— start —

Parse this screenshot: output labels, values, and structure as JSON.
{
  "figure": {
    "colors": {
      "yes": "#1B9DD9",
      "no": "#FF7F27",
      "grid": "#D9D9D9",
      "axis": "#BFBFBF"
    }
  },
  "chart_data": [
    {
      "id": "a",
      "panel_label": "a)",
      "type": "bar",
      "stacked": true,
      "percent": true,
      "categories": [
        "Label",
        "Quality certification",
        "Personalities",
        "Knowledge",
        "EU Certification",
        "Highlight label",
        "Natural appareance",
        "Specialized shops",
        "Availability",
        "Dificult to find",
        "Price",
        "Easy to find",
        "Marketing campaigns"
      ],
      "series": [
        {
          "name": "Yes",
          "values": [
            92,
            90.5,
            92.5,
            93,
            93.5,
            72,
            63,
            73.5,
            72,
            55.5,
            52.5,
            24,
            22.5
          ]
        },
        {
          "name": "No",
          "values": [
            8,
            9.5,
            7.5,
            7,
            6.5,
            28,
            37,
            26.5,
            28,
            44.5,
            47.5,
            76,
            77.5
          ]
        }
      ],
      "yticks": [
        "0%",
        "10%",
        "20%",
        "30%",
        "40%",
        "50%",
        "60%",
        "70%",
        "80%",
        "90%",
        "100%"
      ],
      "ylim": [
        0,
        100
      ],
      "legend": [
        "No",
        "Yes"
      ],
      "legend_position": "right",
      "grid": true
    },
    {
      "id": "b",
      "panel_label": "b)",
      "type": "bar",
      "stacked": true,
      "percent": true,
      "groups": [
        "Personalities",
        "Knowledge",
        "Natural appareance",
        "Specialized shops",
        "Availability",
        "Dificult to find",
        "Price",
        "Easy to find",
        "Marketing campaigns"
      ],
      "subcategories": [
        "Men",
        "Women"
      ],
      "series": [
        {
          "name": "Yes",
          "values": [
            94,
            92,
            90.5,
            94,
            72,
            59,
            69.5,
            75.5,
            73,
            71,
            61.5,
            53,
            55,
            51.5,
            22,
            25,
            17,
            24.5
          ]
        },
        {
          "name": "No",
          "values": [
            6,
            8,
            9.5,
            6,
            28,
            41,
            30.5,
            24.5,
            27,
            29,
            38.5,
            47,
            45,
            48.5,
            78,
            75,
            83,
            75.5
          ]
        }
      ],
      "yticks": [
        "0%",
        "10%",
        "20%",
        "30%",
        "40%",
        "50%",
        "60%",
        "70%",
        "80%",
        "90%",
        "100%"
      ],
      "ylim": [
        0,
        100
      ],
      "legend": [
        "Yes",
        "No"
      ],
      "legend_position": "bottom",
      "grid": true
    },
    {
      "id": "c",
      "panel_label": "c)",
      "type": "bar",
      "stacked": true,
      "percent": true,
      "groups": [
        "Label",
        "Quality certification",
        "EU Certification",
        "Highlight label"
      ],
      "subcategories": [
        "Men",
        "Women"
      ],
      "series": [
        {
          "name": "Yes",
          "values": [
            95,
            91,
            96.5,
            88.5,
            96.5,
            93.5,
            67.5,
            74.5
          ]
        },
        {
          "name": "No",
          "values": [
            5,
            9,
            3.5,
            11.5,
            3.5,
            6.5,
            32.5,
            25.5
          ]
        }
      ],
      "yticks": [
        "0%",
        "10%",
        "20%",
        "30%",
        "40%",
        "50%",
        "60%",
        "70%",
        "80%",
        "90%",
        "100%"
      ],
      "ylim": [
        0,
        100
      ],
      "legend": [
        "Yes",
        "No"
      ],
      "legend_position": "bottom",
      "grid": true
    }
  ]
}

— end —

Problem statement: The records above should be returned exactly.

Answer to the exercise:
Parse this screenshot: output labels, values, and structure as JSON.
{
  "figure": {
    "colors": {
      "yes": "#1B9DD9",
      "no": "#FF7F27",
      "grid": "#D9D9D9",
      "axis": "#BFBFBF"
    }
  },
  "chart_data": [
    {
      "id": "a",
      "panel_label": "a)",
      "type": "bar",
      "stacked": true,
      "percent": true,
      "categories": [
        "Label",
        "Quality certification",
        "Personalities",
        "Knowledge",
        "EU Certification",
        "Highlight label",
        "Natural appareance",
        "Specialized shops",
        "Availability",
        "Dificult to find",
        "Price",
        "Easy to find",
        "Marketing campaigns"
      ],
      "series": [
        {
          "name": "Yes",
          "values": [
            92,
            90.5,
            92.5,
            93,
            93.5,
            72,
            63,
            73.5,
            72,
            55.5,
            52.5,
            24,
            22.5
          ]
        },
        {
          "name": "No",
          "values": [
            8,
            9.5,
            7.5,
            7,
            6.5,
            28,
            37,
            26.5,
            28,
            44.5,
            47.5,
            76,
            77.5
          ]
        }
      ],
      "yticks": [
        "0%",
        "10%",
        "20%",
        "30%",
        "40%",
        "50%",
        "60%",
        "70%",
        "80%",
        "90%",
        "100%"
      ],
      "ylim": [
        0,
        100
      ],
      "legend": [
        "No",
        "Yes"
      ],
      "legend_position": "right",
      "grid": true
    },
    {
      "id": "b",
      "panel_label": "b)",
      "type": "bar",
      "stacked": true,
      "percent": true,
      "groups": [
        "Personalities",
        "Knowledge",
        "Natural appareance",
        "Specialized shops",
        "Availability",
        "Dificult to find",
        "Price",
        "Easy to find",
        "Marketing campaigns"
      ],
      "subcategories": [
        "Men",
        "Women"
      ],
      "series": [
        {
          "name": "Yes",
          "values": [
            94,
            92,
            90.5,
            94,
            72,
            59,
            69.5,
            75.5,
            73,
            71,
            61.5,
            53,
            55,
            51.5,
            22,
            25,
            17,
            24.5
          ]
        },
        {
          "name": "No",
          "values": [
            6,
            8,
            9.5,
            6,
            28,
            41,
            30.5,
            24.5,
            27,
            29,
            38.5,
            47,
            45,
            48.5,
            78,
            75,
            83,
            75.5
          ]
        }
      ],
      "yticks": [
        "0%",
        "10%",
        "20%",
        "30%",
        "40%",
        "50%",
        "60%",
        "70%",
        "80%",
        "90%",
        "100%"
      ],
      "ylim": [
        0,
        100
      ],
      "legend": [
        "Yes",
        "No"
      ],
      "legend_position": "bottom",
      "grid": true
    },
    {
      "id": "c",
      "panel_label": "c)",
      "type": "bar",
      "stacked": true,
      "percent": true,
      "groups": [
        "Label",
        "Quality certification",
        "EU Certification",
        "Highlight label"
      ],
      "subcategories": [
        "Men",
        "Women"
      ],
      "series": [
        {
          "name": "Yes",
          "values": [
            95,
            91,
            96.5,
            88.5,
            96.5,
            93.5,
            67.5,
            74.5
          ]
        },
        {
          "name": "No",
          "values": [
            5,
            9,
            3.5,
            11.5,
            3.5,
            6.5,
            32.5,
            25.5
          ]
        }
      ],
      "yticks": [
        "0%",
        "10%",
        "20%",
        "30%",
        "40%",
        "50%",
        "60%",
        "70%",
        "80%",
        "90%",
        "100%"
      ],
      "ylim": [
        0,
        100
      ],
      "legend": [
        "Yes",
        "No"
      ],
      "legend_position": "bottom",
      "grid": true
    }
  ]
}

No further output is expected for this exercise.